= EXERCISE REQUIREMENTS =
Gather, from the listing beneath this task, every line holding the string "shown".
# Start of EXERCISE MATERIAL
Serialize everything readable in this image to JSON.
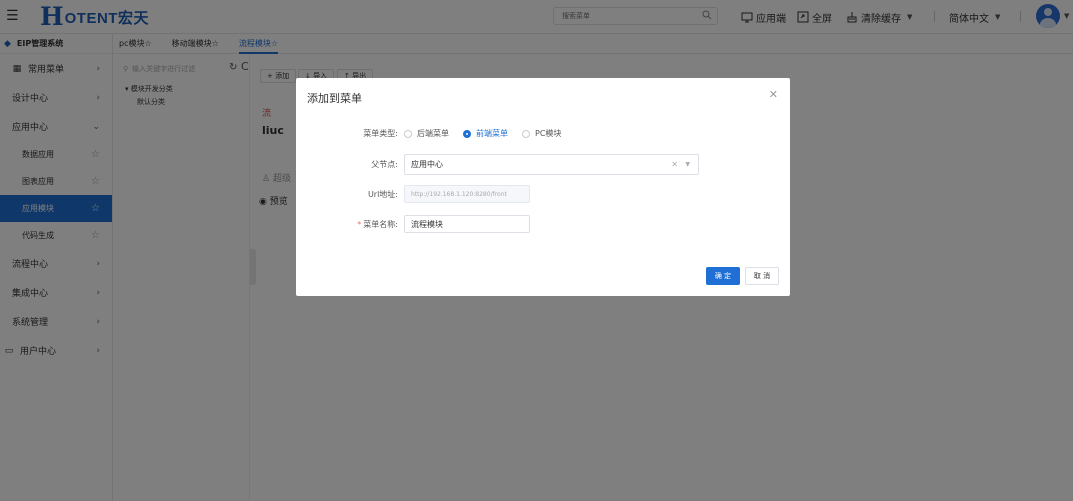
{
  "header": {
    "logo_h": "H",
    "logo_text": "OTENT宏天",
    "search_placeholder": "搜索菜单",
    "app_end": "应用端",
    "fullscreen": "全屏",
    "clear_cache": "清除缓存",
    "language": "简体中文"
  },
  "sidebar": {
    "system_name": "EIP管理系统",
    "items": [
      {
        "label": "常用菜单"
      },
      {
        "label": "设计中心"
      },
      {
        "label": "应用中心"
      },
      {
        "label": "数据应用"
      },
      {
        "label": "图表应用"
      },
      {
        "label": "应用模块"
      },
      {
        "label": "代码生成"
      },
      {
        "label": "流程中心"
      },
      {
        "label": "集成中心"
      },
      {
        "label": "系统管理"
      },
      {
        "label": "用户中心"
      }
    ]
  },
  "tabs": [
    {
      "label": "pc模块☆"
    },
    {
      "label": "移动端模块☆"
    },
    {
      "label": "流程模块☆"
    }
  ],
  "content": {
    "tree_search_placeholder": "输入关键字进行过滤",
    "tree_root": "模块开发分类",
    "tree_child": "默认分类",
    "btn_add": "+ 添加",
    "btn_import": "↓ 导入",
    "btn_export": "↑ 导出",
    "card_red": "流",
    "card_title": "liuc",
    "card_user": "超级",
    "card_preview": "预览"
  },
  "dialog": {
    "title": "添加到菜单",
    "menu_type_label": "菜单类型:",
    "menu_type_options": [
      "后端菜单",
      "前端菜单",
      "PC模块"
    ],
    "parent_label": "父节点:",
    "parent_value": "应用中心",
    "url_label": "Url地址:",
    "url_value": "http://192.168.1.120:8280/front",
    "name_label": "菜单名称:",
    "name_value": "流程模块",
    "confirm": "确 定",
    "cancel": "取 消"
  }
}
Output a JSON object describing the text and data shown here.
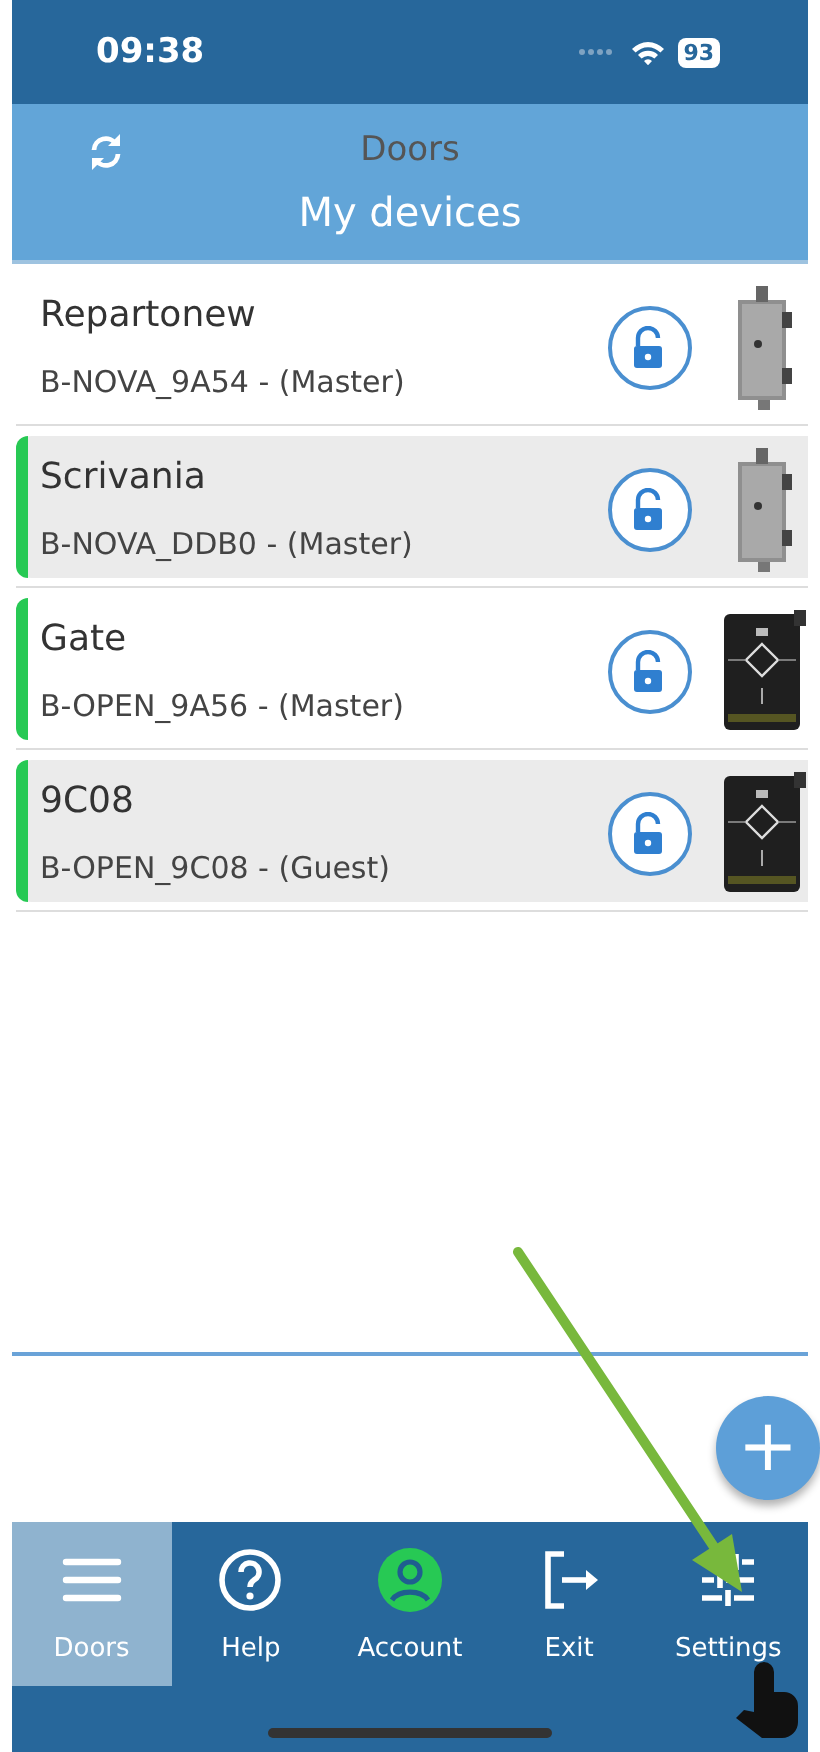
{
  "status_bar": {
    "time": "09:38",
    "battery": "93"
  },
  "header": {
    "title": "Doors",
    "subtitle": "My devices"
  },
  "devices": [
    {
      "name": "Repartonew",
      "subtitle": "B-NOVA_9A54 - (Master)",
      "online": false,
      "kind": "lock"
    },
    {
      "name": "Scrivania",
      "subtitle": "B-NOVA_DDB0 - (Master)",
      "online": true,
      "kind": "lock"
    },
    {
      "name": "Gate",
      "subtitle": "B-OPEN_9A56 - (Master)",
      "online": true,
      "kind": "controller"
    },
    {
      "name": "9C08",
      "subtitle": "B-OPEN_9C08 - (Guest)",
      "online": true,
      "kind": "controller"
    }
  ],
  "add_button": {
    "label": "+"
  },
  "nav": [
    {
      "label": "Doors",
      "kind": "menu",
      "selected": true
    },
    {
      "label": "Help",
      "kind": "help",
      "selected": false
    },
    {
      "label": "Account",
      "kind": "account",
      "selected": false
    },
    {
      "label": "Exit",
      "kind": "exit",
      "selected": false
    },
    {
      "label": "Settings",
      "kind": "settings",
      "selected": false
    }
  ]
}
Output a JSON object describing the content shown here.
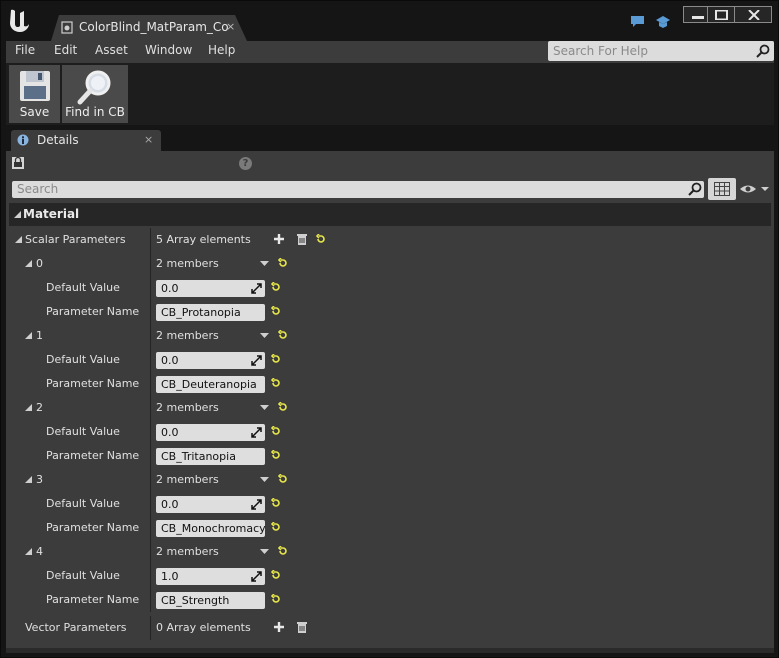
{
  "window": {
    "tab_title": "ColorBlind_MatParam_Col",
    "tab_close": "×",
    "minimize": "minimize",
    "maximize": "maximize",
    "close": "close"
  },
  "menu": [
    "File",
    "Edit",
    "Asset",
    "Window",
    "Help"
  ],
  "help_search": {
    "placeholder": "Search For Help"
  },
  "toolbar": {
    "save_label": "Save",
    "find_label": "Find in CB"
  },
  "details_tab": {
    "label": "Details",
    "close": "×"
  },
  "details_search": {
    "placeholder": "Search"
  },
  "category": {
    "label": "Material"
  },
  "scalar": {
    "label": "Scalar Parameters",
    "value": "5 Array elements"
  },
  "elements": [
    {
      "index": "0",
      "members": "2 members",
      "default_label": "Default Value",
      "default_value": "0.0",
      "name_label": "Parameter Name",
      "name_value": "CB_Protanopia"
    },
    {
      "index": "1",
      "members": "2 members",
      "default_label": "Default Value",
      "default_value": "0.0",
      "name_label": "Parameter Name",
      "name_value": "CB_Deuteranopia"
    },
    {
      "index": "2",
      "members": "2 members",
      "default_label": "Default Value",
      "default_value": "0.0",
      "name_label": "Parameter Name",
      "name_value": "CB_Tritanopia"
    },
    {
      "index": "3",
      "members": "2 members",
      "default_label": "Default Value",
      "default_value": "0.0",
      "name_label": "Parameter Name",
      "name_value": "CB_Monochromacy"
    },
    {
      "index": "4",
      "members": "2 members",
      "default_label": "Default Value",
      "default_value": "1.0",
      "name_label": "Parameter Name",
      "name_value": "CB_Strength"
    }
  ],
  "vector": {
    "label": "Vector Parameters",
    "value": "0 Array elements"
  },
  "colors": {
    "accent_reset": "#e8e84a",
    "panel": "#3c3c3c",
    "category": "#262626"
  }
}
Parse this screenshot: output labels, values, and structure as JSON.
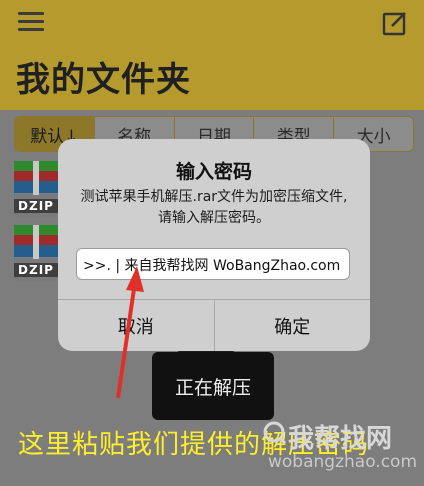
{
  "header": {
    "title": "我的文件夹"
  },
  "sort_tabs": [
    {
      "label": "默认↓",
      "active": true
    },
    {
      "label": "名称",
      "active": false
    },
    {
      "label": "日期",
      "active": false
    },
    {
      "label": "类型",
      "active": false
    },
    {
      "label": "大小",
      "active": false
    }
  ],
  "files": [
    {
      "type_label": "DZIP"
    },
    {
      "type_label": "DZIP"
    }
  ],
  "dialog": {
    "title": "输入密码",
    "message": "测试苹果手机解压.rar文件为加密压缩文件,请输入解压密码。",
    "input_value": ">>. | 来自我帮找网 WoBangZhao.com",
    "cancel_label": "取消",
    "confirm_label": "确定"
  },
  "toast": {
    "label": "正在解压"
  },
  "annotation": {
    "text": "这里粘贴我们提供的解压密码"
  },
  "watermark": {
    "logo_text": "我帮找网",
    "url": "wobangzhao.com"
  },
  "colors": {
    "header_bg": "#b59a2e",
    "annotation": "#ffef2a",
    "arrow": "#e0302a"
  }
}
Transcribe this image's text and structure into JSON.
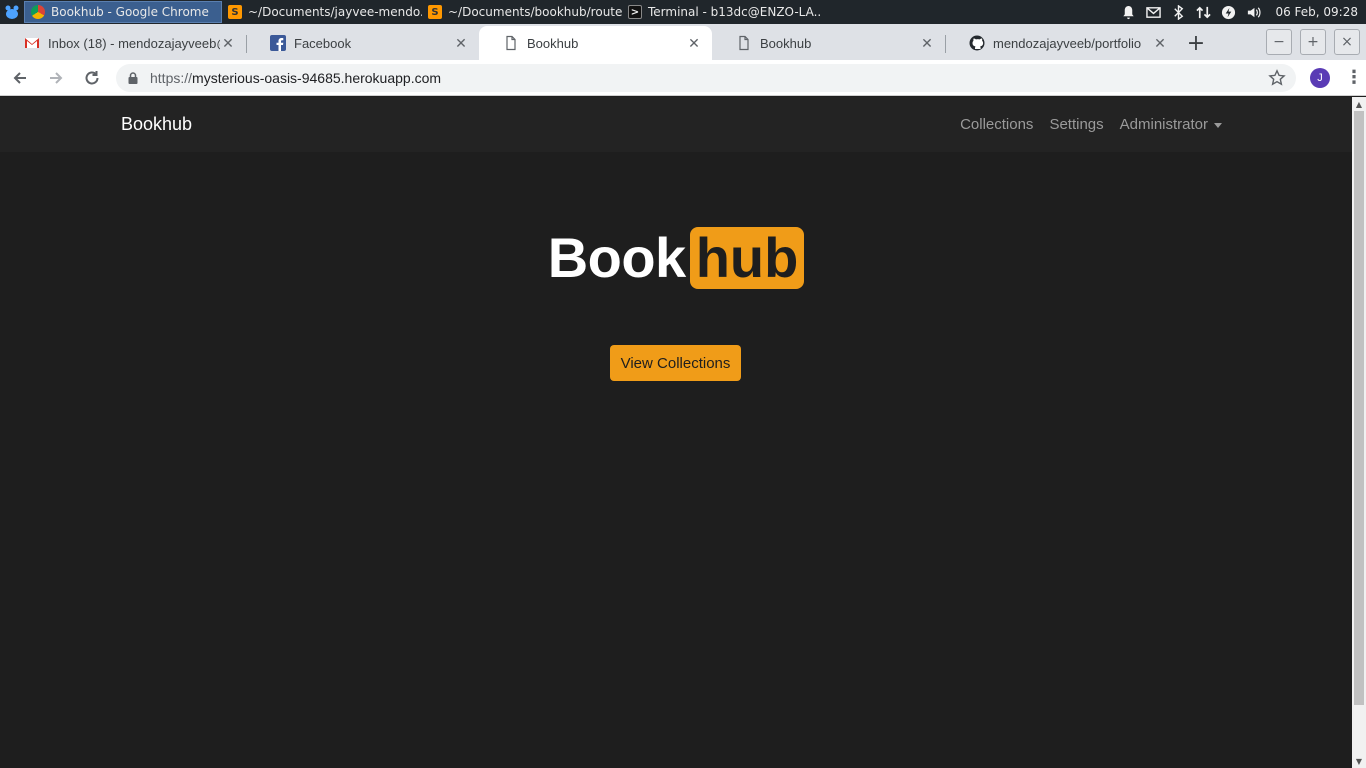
{
  "taskbar": {
    "tasks": [
      {
        "label": "Bookhub - Google Chrome",
        "icon": "chrome-icon"
      },
      {
        "label": "~/Documents/jayvee-mendo...",
        "icon": "sublime-icon"
      },
      {
        "label": "~/Documents/bookhub/route...",
        "icon": "sublime-icon"
      },
      {
        "label": "Terminal - b13dc@ENZO-LA...",
        "icon": "terminal-icon"
      }
    ],
    "clock": "06 Feb, 09:28"
  },
  "tabs": [
    {
      "title": "Inbox (18) - mendozajayveeb@",
      "icon": "gmail-icon"
    },
    {
      "title": "Facebook",
      "icon": "facebook-icon"
    },
    {
      "title": "Bookhub",
      "icon": "page-icon"
    },
    {
      "title": "Bookhub",
      "icon": "page-icon"
    },
    {
      "title": "mendozajayveeb/portfolio",
      "icon": "github-icon"
    }
  ],
  "new_tab": "+",
  "window_controls": {
    "minimize": "−",
    "maximize": "+",
    "close": "×"
  },
  "address": {
    "scheme": "https://",
    "host": "mysterious-oasis-94685.herokuapp.com"
  },
  "profile_initial": "J",
  "site": {
    "brand": "Bookhub",
    "nav": {
      "collections": "Collections",
      "settings": "Settings",
      "admin": "Administrator"
    },
    "logo_part1": "Book",
    "logo_part2": "hub",
    "cta": "View Collections"
  },
  "colors": {
    "accent": "#f09c18",
    "page_bg": "#1e1e1e",
    "navbar_bg": "#232323"
  }
}
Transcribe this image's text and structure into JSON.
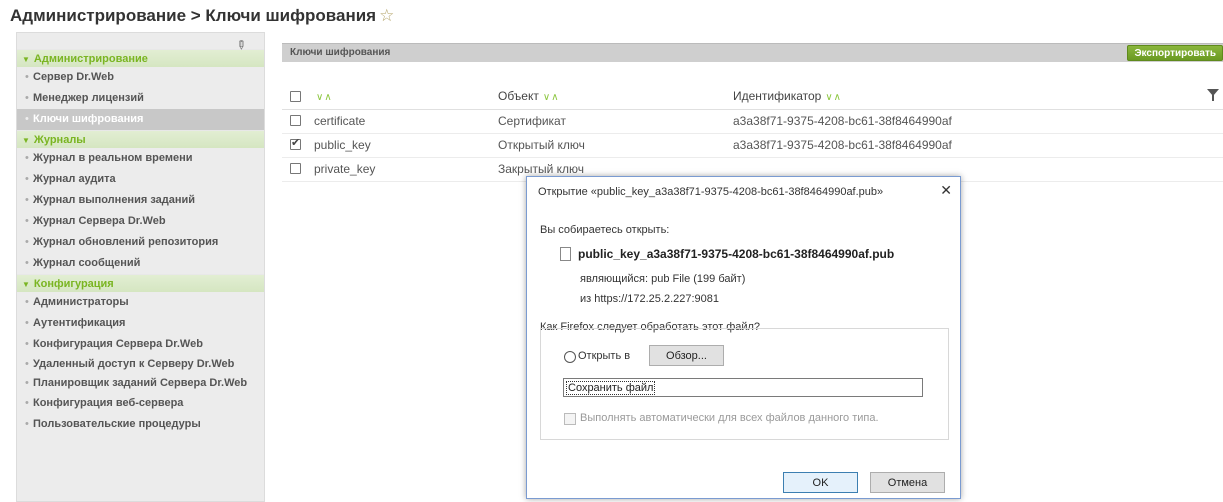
# End of EXERCISE MATERIAL
= SOLUTION TO THIS TASK =
Output a JSON object describing the text and data shown here.
Output a JSON object describing the content shown here.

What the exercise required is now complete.